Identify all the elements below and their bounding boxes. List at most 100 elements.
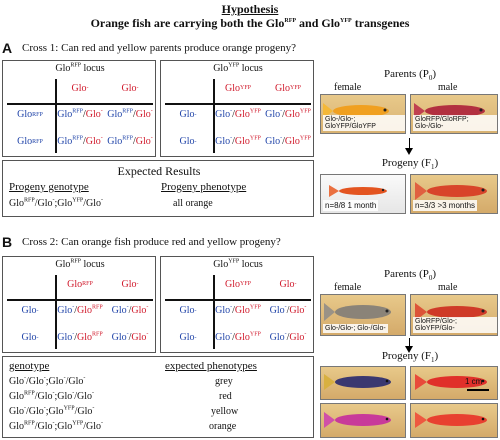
allele-header: Glo YFP	[274, 82, 301, 94]
parents-label-a: Parents (P0)	[383, 68, 437, 83]
panel-b-letter: B	[2, 234, 13, 250]
allele-header: Glo YFP	[224, 278, 251, 290]
female-genotype-caption: Glo-/Glo-; GloYFP/GloYFP	[323, 115, 405, 131]
fish-icon	[415, 412, 487, 428]
punnett-square-glo-rfp-cross2: GloRFP locus Glo RFP Glo - Glo - Glo- / GloRF…	[2, 256, 156, 353]
genotype-row: Glo-/Glo-;GloYFP/Glo-	[9, 405, 95, 417]
progeny-orange-fish-photo	[410, 403, 498, 438]
arrowhead-icon	[405, 148, 413, 155]
allele-header: Glo -	[279, 278, 297, 290]
arrow-down-icon	[409, 138, 410, 150]
punnett-locus-label: GloRFP locus	[55, 258, 105, 270]
allele-header: Glo -	[21, 305, 39, 317]
fish-icon	[415, 303, 487, 321]
progeny-3month-caption: n=3/3 >3 months	[413, 200, 478, 211]
male-genotype-caption: GloRFP/GloRFP; Glo-/Glo-	[413, 115, 497, 131]
expected-results-heading: Expected Results	[117, 164, 201, 178]
allele-header: Glo -	[179, 305, 197, 317]
genotype-cell: Glo- / Glo-	[269, 331, 307, 344]
punnett-square-glo-rfp-cross1: GloRFP locus Glo - Glo - Glo RFP GloRFP / Glo…	[2, 60, 156, 157]
arrow-down-icon	[409, 338, 410, 348]
punnett-locus-label: GloYFP locus	[213, 62, 263, 74]
parents-label-b: Parents (P0)	[383, 268, 437, 283]
genotype-row: GloRFP/Glo-;Glo-/Glo-	[9, 390, 95, 402]
expected-results-box: Expected Results Progeny genotype Progen…	[2, 160, 314, 217]
allele-header: Glo RFP	[67, 278, 93, 290]
genotype-cell: Glo- / GloYFP	[265, 109, 311, 121]
fish-icon	[324, 412, 391, 428]
hypothesis-statement: Orange fish are carrying both the GloRFP…	[90, 16, 410, 30]
female-label-b: female	[334, 282, 362, 293]
cross1-question: Cross 1: Can red and yellow parents prod…	[22, 42, 297, 54]
scale-bar-label: 1 cm	[465, 377, 483, 386]
genotype-cell: Glo- / GloYFP	[215, 109, 261, 121]
progeny-label-a: Progeny (F1)	[381, 157, 439, 172]
allele-header: Glo -	[179, 109, 197, 121]
genotype-row: Glo-/Glo-;Glo-/Glo-	[9, 375, 86, 387]
genotype-cell: GloRFP / Glo-	[57, 109, 103, 121]
cross2-question: Cross 2: Can orange fish produce red and…	[22, 236, 281, 248]
hypothesis-heading: Hypothesis	[221, 2, 279, 16]
progeny-1month-caption: n=8/8 1 month	[323, 200, 379, 211]
progeny-genotype-header: Progeny genotype	[9, 181, 89, 193]
scale-bar	[467, 389, 489, 391]
fish-icon	[329, 185, 387, 197]
progeny-yellow-fish-photo	[320, 403, 406, 438]
genotype-cell: Glo- / GloYFP	[265, 135, 311, 148]
phenotype-value: yellow	[211, 406, 239, 417]
genotype-cell: GloRFP / Glo-	[57, 135, 103, 148]
genotype-cell: Glo- / Glo-	[269, 305, 307, 317]
allele-header: Glo -	[71, 82, 89, 94]
expected-phenotypes-header: expected phenotypes	[165, 360, 257, 372]
allele-header: Glo YFP	[224, 82, 251, 94]
genotype-cell: GloRFP / Glo-	[107, 109, 153, 121]
progeny-grey-fish-photo	[320, 366, 406, 400]
genotype-cell: Glo- / GloYFP	[215, 135, 261, 148]
allele-header: Glo RFP	[17, 136, 43, 148]
expected-phenotypes-box: genotype expected phenotypes Glo-/Glo-;G…	[2, 356, 314, 438]
punnett-locus-label: GloYFP locus	[213, 258, 263, 270]
allele-header: Glo -	[121, 278, 139, 290]
allele-header: Glo -	[179, 332, 197, 344]
male-orange-fish-photo: GloRFP/Glo-; GloYFP/Glo-	[410, 294, 498, 336]
punnett-square-glo-yfp-cross2: GloYFP locus Glo YFP Glo - Glo - Glo- / GloYF…	[160, 256, 314, 353]
female-label-a: female	[334, 82, 362, 93]
genotype-cell: Glo- / GloYFP	[215, 305, 261, 317]
female-yellow-fish-photo: Glo-/Glo-; GloYFP/GloYFP	[320, 94, 406, 134]
male-label-b: male	[438, 282, 458, 293]
phenotype-value: grey	[215, 376, 233, 387]
genotype-cell: Glo- / GloYFP	[215, 331, 261, 344]
fish-icon	[324, 374, 391, 390]
punnett-square-glo-yfp-cross1: GloYFP locus Glo YFP Glo YFP Glo - Glo- / Glo…	[160, 60, 314, 157]
male-red-fish-photo: GloRFP/GloRFP; Glo-/Glo-	[410, 94, 498, 134]
phenotype-value: orange	[209, 421, 237, 432]
allele-header: Glo -	[121, 82, 139, 94]
progeny-3month-photo: n=3/3 >3 months	[410, 174, 498, 214]
allele-header: Glo RFP	[17, 109, 43, 121]
progeny-1month-photo: n=8/8 1 month	[320, 174, 406, 214]
genotype-cell: Glo- / GloRFP	[57, 331, 103, 344]
arrowhead-icon	[405, 346, 413, 353]
progeny-phenotype-value: all orange	[173, 198, 213, 209]
genotype-cell: Glo- / GloRFP	[57, 305, 103, 317]
phenotype-value: red	[219, 391, 232, 402]
male-label-a: male	[438, 82, 458, 93]
progeny-red-fish-photo: 1 cm	[410, 366, 498, 400]
fish-icon	[415, 374, 487, 390]
fish-icon	[324, 303, 391, 321]
allele-header: Glo -	[21, 332, 39, 344]
progeny-genotype-value: GloRFP/Glo-;GloYFP/Glo-	[9, 197, 104, 209]
genotype-cell: GloRFP / Glo-	[107, 135, 153, 148]
genotype-cell: Glo- / Glo-	[111, 305, 149, 317]
genotype-row: GloRFP/Glo-;GloYFP/Glo-	[9, 420, 104, 432]
male-genotype-caption: GloRFP/Glo-; GloYFP/Glo-	[413, 317, 497, 333]
female-grey-fish-photo: Glo-/Glo-; Glo-/Glo-	[320, 294, 406, 336]
female-genotype-caption: Glo-/Glo-; Glo-/Glo-	[323, 324, 388, 333]
punnett-locus-label: GloRFP locus	[55, 62, 105, 74]
allele-header: Glo -	[179, 136, 197, 148]
genotype-cell: Glo- / Glo-	[111, 331, 149, 344]
panel-a-letter: A	[2, 40, 13, 56]
progeny-phenotype-header: Progeny phenotype	[161, 181, 247, 193]
progeny-label-b: Progeny (F1)	[381, 350, 439, 365]
fish-icon	[415, 182, 487, 200]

========================

Your goal -> Extract every line of the records above word for word, but leave out the pictures.

Answer below ->
Identify all the elements below and their bounding boxes. List at most 100 elements.
allele-header: Glo YFP	[274, 82, 301, 94]
parents-label-a: Parents (P0)	[383, 68, 437, 83]
panel-b-letter: B	[2, 234, 13, 250]
allele-header: Glo YFP	[224, 278, 251, 290]
female-genotype-caption: Glo-/Glo-; GloYFP/GloYFP	[323, 115, 405, 131]
fish-icon	[415, 412, 487, 428]
punnett-square-glo-rfp-cross2: GloRFP locus Glo RFP Glo - Glo - Glo- / GloRF…	[2, 256, 156, 353]
genotype-row: Glo-/Glo-;GloYFP/Glo-	[9, 405, 95, 417]
progeny-orange-fish-photo	[410, 403, 498, 438]
arrowhead-icon	[405, 148, 413, 155]
allele-header: Glo -	[279, 278, 297, 290]
arrow-down-icon	[409, 138, 410, 150]
punnett-locus-label: GloRFP locus	[55, 258, 105, 270]
allele-header: Glo -	[21, 305, 39, 317]
fish-icon	[415, 303, 487, 321]
progeny-3month-caption: n=3/3 >3 months	[413, 200, 478, 211]
male-genotype-caption: GloRFP/GloRFP; Glo-/Glo-	[413, 115, 497, 131]
expected-results-heading: Expected Results	[117, 164, 201, 178]
allele-header: Glo -	[179, 305, 197, 317]
genotype-cell: Glo- / Glo-	[269, 331, 307, 344]
punnett-square-glo-rfp-cross1: GloRFP locus Glo - Glo - Glo RFP GloRFP / Glo…	[2, 60, 156, 157]
arrow-down-icon	[409, 338, 410, 348]
punnett-locus-label: GloYFP locus	[213, 62, 263, 74]
parents-label-b: Parents (P0)	[383, 268, 437, 283]
genotype-row: GloRFP/Glo-;Glo-/Glo-	[9, 390, 95, 402]
expected-results-box: Expected Results Progeny genotype Progen…	[2, 160, 314, 217]
allele-header: Glo RFP	[67, 278, 93, 290]
genotype-cell: Glo- / GloYFP	[265, 109, 311, 121]
fish-icon	[324, 412, 391, 428]
hypothesis-statement: Orange fish are carrying both the GloRFP…	[90, 16, 410, 30]
female-label-b: female	[334, 282, 362, 293]
cross1-question: Cross 1: Can red and yellow parents prod…	[22, 42, 297, 54]
scale-bar-label: 1 cm	[465, 377, 483, 386]
genotype-cell: Glo- / GloYFP	[215, 109, 261, 121]
progeny-label-a: Progeny (F1)	[381, 157, 439, 172]
allele-header: Glo -	[179, 109, 197, 121]
genotype-row: Glo-/Glo-;Glo-/Glo-	[9, 375, 86, 387]
genotype-cell: GloRFP / Glo-	[57, 109, 103, 121]
cross2-question: Cross 2: Can orange fish produce red and…	[22, 236, 281, 248]
hypothesis-heading: Hypothesis	[221, 2, 279, 16]
progeny-1month-caption: n=8/8 1 month	[323, 200, 379, 211]
progeny-genotype-header: Progeny genotype	[9, 181, 89, 193]
scale-bar	[467, 389, 489, 391]
fish-icon	[329, 185, 387, 197]
progeny-yellow-fish-photo	[320, 403, 406, 438]
genotype-cell: Glo- / GloYFP	[265, 135, 311, 148]
phenotype-value: yellow	[211, 406, 239, 417]
genotype-cell: GloRFP / Glo-	[57, 135, 103, 148]
genotype-cell: Glo- / Glo-	[269, 305, 307, 317]
allele-header: Glo -	[71, 82, 89, 94]
expected-phenotypes-header: expected phenotypes	[165, 360, 257, 372]
allele-header: Glo YFP	[224, 82, 251, 94]
genotype-cell: GloRFP / Glo-	[107, 109, 153, 121]
progeny-grey-fish-photo	[320, 366, 406, 400]
genotype-cell: Glo- / GloYFP	[215, 135, 261, 148]
allele-header: Glo RFP	[17, 136, 43, 148]
expected-phenotypes-box: genotype expected phenotypes Glo-/Glo-;G…	[2, 356, 314, 438]
punnett-locus-label: GloYFP locus	[213, 258, 263, 270]
allele-header: Glo -	[121, 278, 139, 290]
allele-header: Glo -	[179, 332, 197, 344]
male-orange-fish-photo: GloRFP/Glo-; GloYFP/Glo-	[410, 294, 498, 336]
punnett-square-glo-yfp-cross2: GloYFP locus Glo YFP Glo - Glo - Glo- / GloYF…	[160, 256, 314, 353]
female-label-a: female	[334, 82, 362, 93]
genotype-cell: Glo- / GloYFP	[215, 305, 261, 317]
female-yellow-fish-photo: Glo-/Glo-; GloYFP/GloYFP	[320, 94, 406, 134]
male-label-b: male	[438, 282, 458, 293]
phenotype-value: grey	[215, 376, 233, 387]
genotype-cell: Glo- / GloYFP	[215, 331, 261, 344]
fish-icon	[324, 374, 391, 390]
punnett-square-glo-yfp-cross1: GloYFP locus Glo YFP Glo YFP Glo - Glo- / Glo…	[160, 60, 314, 157]
male-red-fish-photo: GloRFP/GloRFP; Glo-/Glo-	[410, 94, 498, 134]
phenotype-value: orange	[209, 421, 237, 432]
allele-header: Glo -	[121, 82, 139, 94]
progeny-3month-photo: n=3/3 >3 months	[410, 174, 498, 214]
allele-header: Glo RFP	[17, 109, 43, 121]
progeny-1month-photo: n=8/8 1 month	[320, 174, 406, 214]
genotype-cell: Glo- / GloRFP	[57, 331, 103, 344]
arrowhead-icon	[405, 346, 413, 353]
progeny-phenotype-value: all orange	[173, 198, 213, 209]
genotype-cell: Glo- / GloRFP	[57, 305, 103, 317]
phenotype-value: red	[219, 391, 232, 402]
male-label-a: male	[438, 82, 458, 93]
progeny-red-fish-photo: 1 cm	[410, 366, 498, 400]
fish-icon	[415, 374, 487, 390]
fish-icon	[324, 303, 391, 321]
allele-header: Glo -	[21, 332, 39, 344]
progeny-genotype-value: GloRFP/Glo-;GloYFP/Glo-	[9, 197, 104, 209]
genotype-cell: GloRFP / Glo-	[107, 135, 153, 148]
genotype-cell: Glo- / Glo-	[111, 305, 149, 317]
genotype-row: GloRFP/Glo-;GloYFP/Glo-	[9, 420, 104, 432]
male-genotype-caption: GloRFP/Glo-; GloYFP/Glo-	[413, 317, 497, 333]
female-grey-fish-photo: Glo-/Glo-; Glo-/Glo-	[320, 294, 406, 336]
female-genotype-caption: Glo-/Glo-; Glo-/Glo-	[323, 324, 388, 333]
punnett-locus-label: GloRFP locus	[55, 62, 105, 74]
allele-header: Glo -	[179, 136, 197, 148]
genotype-cell: Glo- / Glo-	[111, 331, 149, 344]
panel-a-letter: A	[2, 40, 13, 56]
progeny-phenotype-header: Progeny phenotype	[161, 181, 247, 193]
progeny-label-b: Progeny (F1)	[381, 350, 439, 365]
fish-icon	[415, 182, 487, 200]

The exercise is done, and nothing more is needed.